§ **Provided records**:
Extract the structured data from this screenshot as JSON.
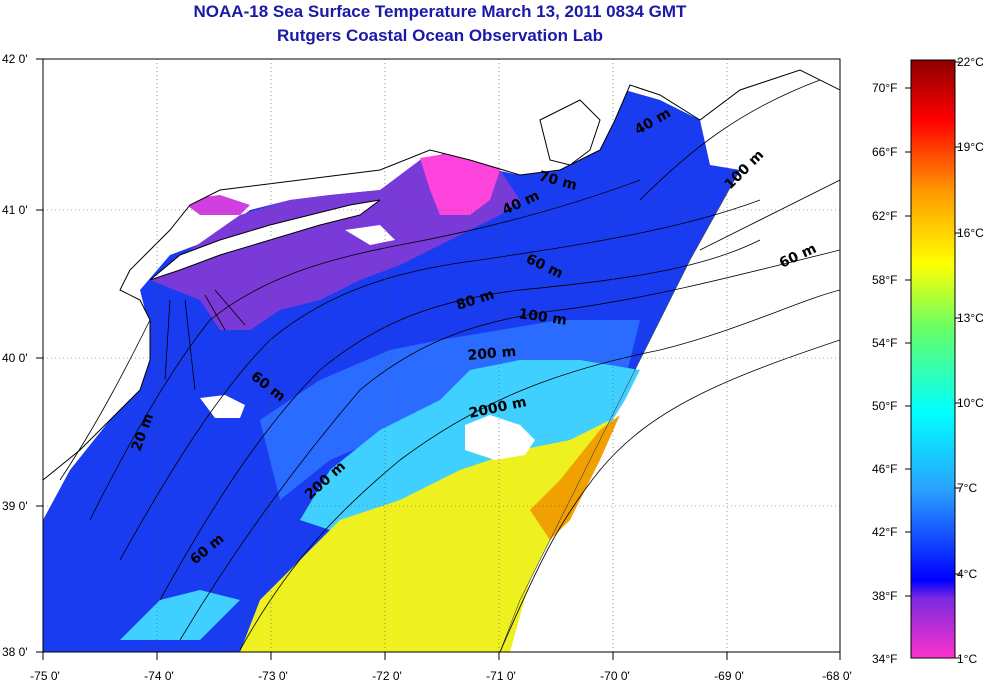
{
  "title": {
    "line1": "NOAA-18 Sea Surface Temperature March 13, 2011 0834 GMT",
    "line2": "Rutgers Coastal Ocean Observation Lab"
  },
  "axes": {
    "lat_labels": [
      "42 0'",
      "41 0'",
      "40 0'",
      "39 0'",
      "38 0'"
    ],
    "lon_labels": [
      "-75 0'",
      "-74 0'",
      "-73 0'",
      "-72 0'",
      "-71 0'",
      "-70 0'",
      "-69 0'",
      "-68 0'"
    ]
  },
  "colorbar": {
    "fahrenheit": [
      "70°F",
      "66°F",
      "62°F",
      "58°F",
      "54°F",
      "50°F",
      "46°F",
      "42°F",
      "38°F",
      "34°F"
    ],
    "celsius": [
      "22°C",
      "19°C",
      "16°C",
      "13°C",
      "10°C",
      "7°C",
      "4°C",
      "1°C"
    ],
    "colors": [
      "#ff33cc",
      "#7a2ae0",
      "#0000ff",
      "#2aa0ff",
      "#00ffff",
      "#66ff66",
      "#ffff00",
      "#ff9900",
      "#ff0000",
      "#8b0000"
    ]
  },
  "contours": {
    "labels": [
      "40 m",
      "70 m",
      "40 m",
      "100 m",
      "60 m",
      "60 m",
      "80 m",
      "100 m",
      "200 m",
      "60 m",
      "20 m",
      "2000 m",
      "200 m",
      "60 m"
    ]
  },
  "map_colors": {
    "land": "#ffffff",
    "cold_pink": "#ff44dd",
    "cold_purple": "#8a35e0",
    "shelf_blue": "#1a3cf0",
    "mid_blue": "#2a6cff",
    "slope_cyan": "#40d8ff",
    "warm_yellow": "#f0f020",
    "warm_orange": "#f0a000"
  }
}
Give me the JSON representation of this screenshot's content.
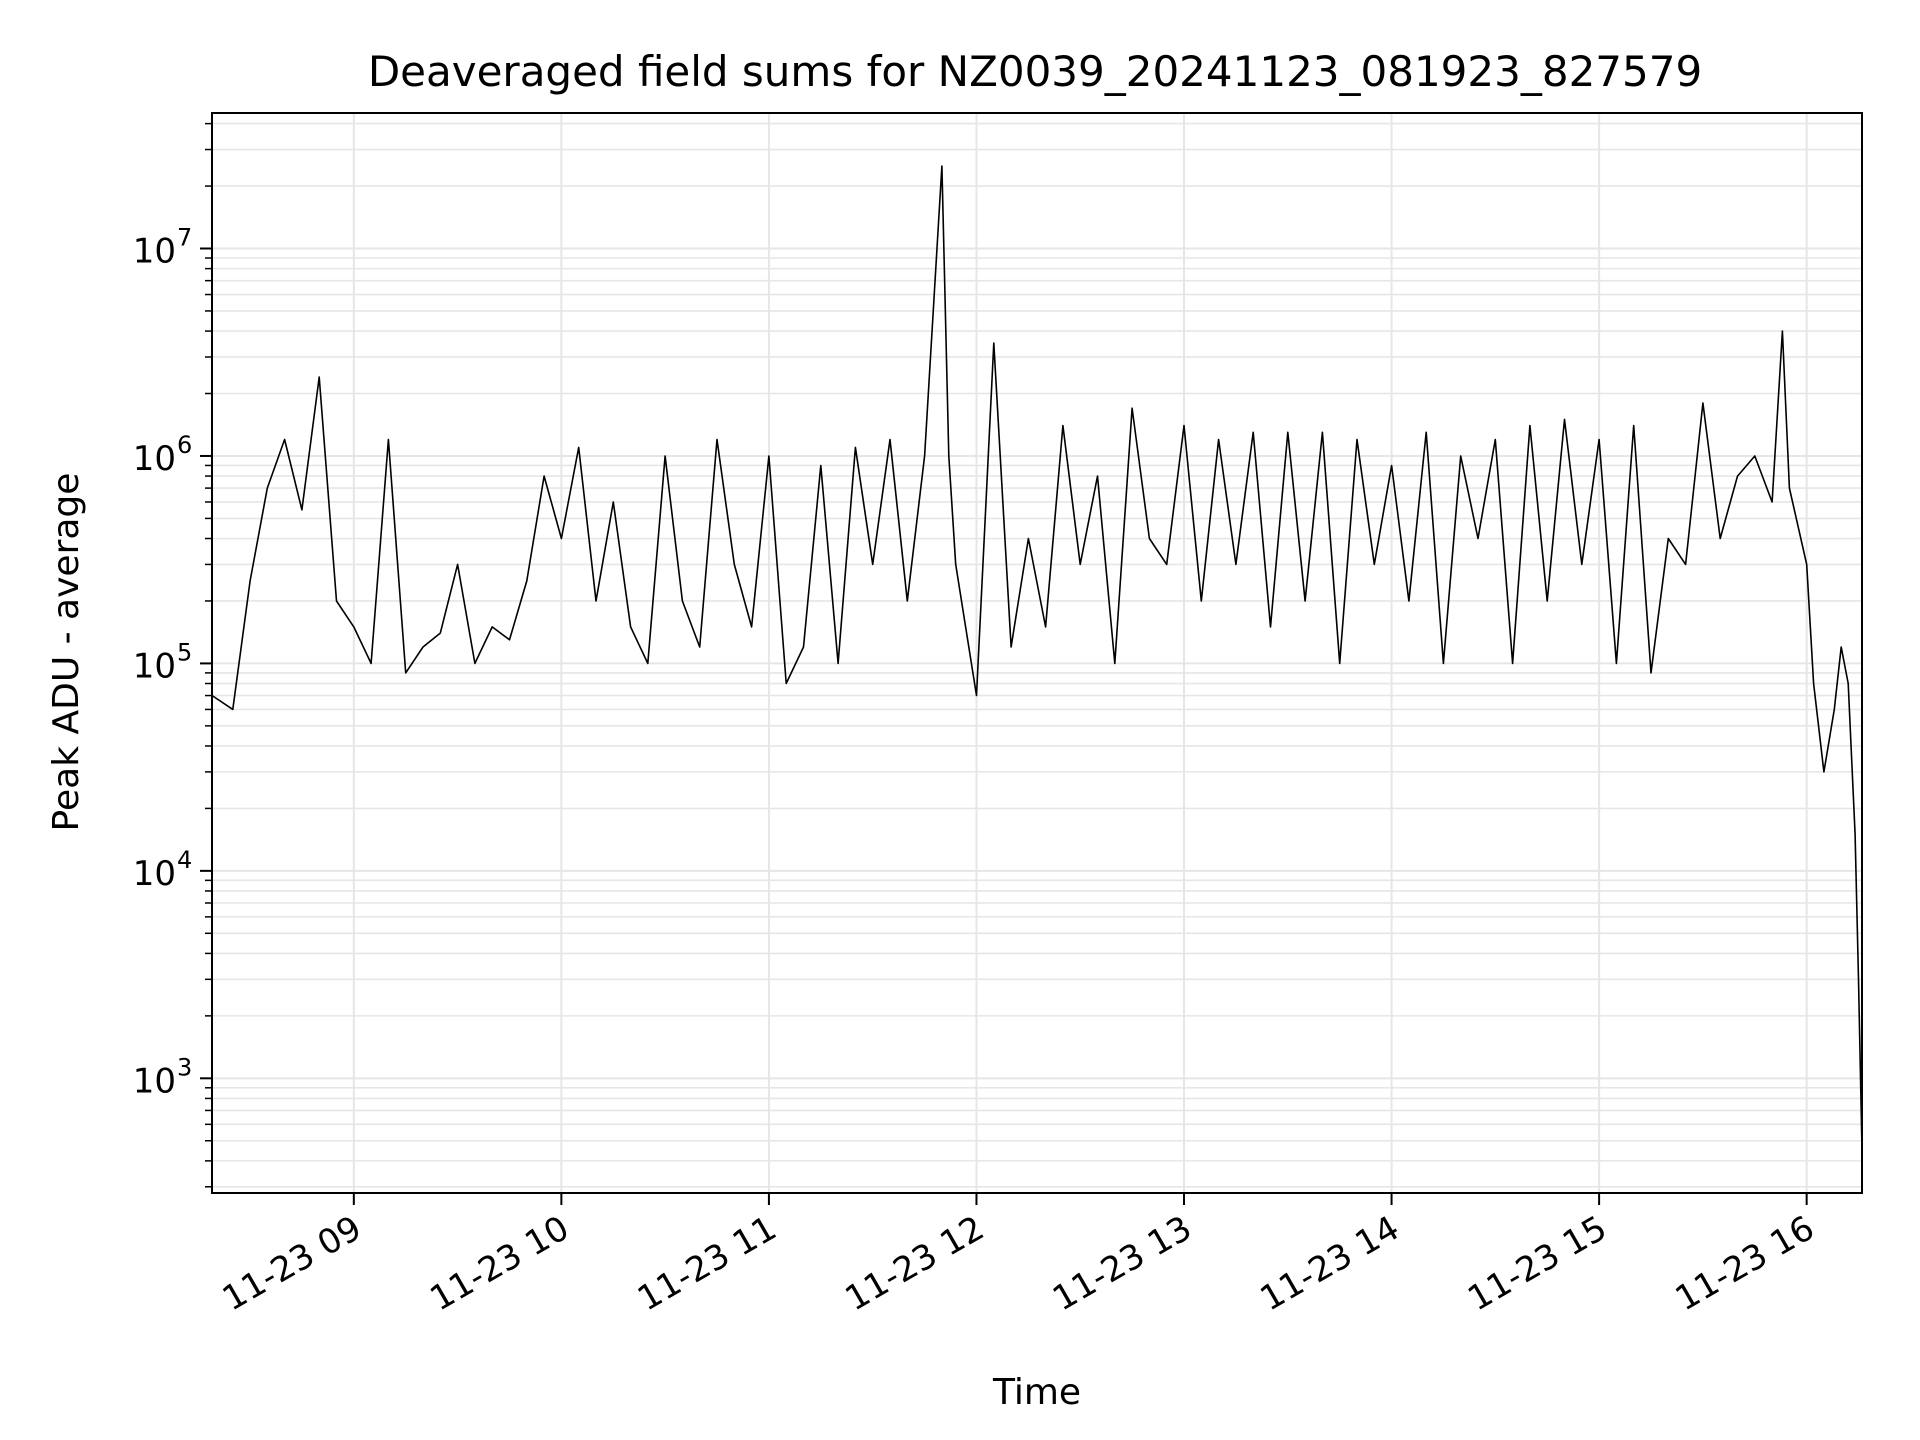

§ **Exercise objective**:
Restate the whole listing above exactly, except for its images.

§ **Reply**:
Extract the structured data from this screenshot as JSON.
{
  "title": {
    "line1": "NOAA-18 Sea Surface Temperature March 13, 2011 0834 GMT",
    "line2": "Rutgers Coastal Ocean Observation Lab"
  },
  "axes": {
    "lat_labels": [
      "42 0'",
      "41 0'",
      "40 0'",
      "39 0'",
      "38 0'"
    ],
    "lon_labels": [
      "-75 0'",
      "-74 0'",
      "-73 0'",
      "-72 0'",
      "-71 0'",
      "-70 0'",
      "-69 0'",
      "-68 0'"
    ]
  },
  "colorbar": {
    "fahrenheit": [
      "70°F",
      "66°F",
      "62°F",
      "58°F",
      "54°F",
      "50°F",
      "46°F",
      "42°F",
      "38°F",
      "34°F"
    ],
    "celsius": [
      "22°C",
      "19°C",
      "16°C",
      "13°C",
      "10°C",
      "7°C",
      "4°C",
      "1°C"
    ],
    "colors": [
      "#ff33cc",
      "#7a2ae0",
      "#0000ff",
      "#2aa0ff",
      "#00ffff",
      "#66ff66",
      "#ffff00",
      "#ff9900",
      "#ff0000",
      "#8b0000"
    ]
  },
  "contours": {
    "labels": [
      "40 m",
      "70 m",
      "40 m",
      "100 m",
      "60 m",
      "60 m",
      "80 m",
      "100 m",
      "200 m",
      "60 m",
      "20 m",
      "2000 m",
      "200 m",
      "60 m"
    ]
  },
  "map_colors": {
    "land": "#ffffff",
    "cold_pink": "#ff44dd",
    "cold_purple": "#8a35e0",
    "shelf_blue": "#1a3cf0",
    "mid_blue": "#2a6cff",
    "slope_cyan": "#40d8ff",
    "warm_yellow": "#f0f020",
    "warm_orange": "#f0a000"
  }
}
Give me the JSON representation of this screenshot's content.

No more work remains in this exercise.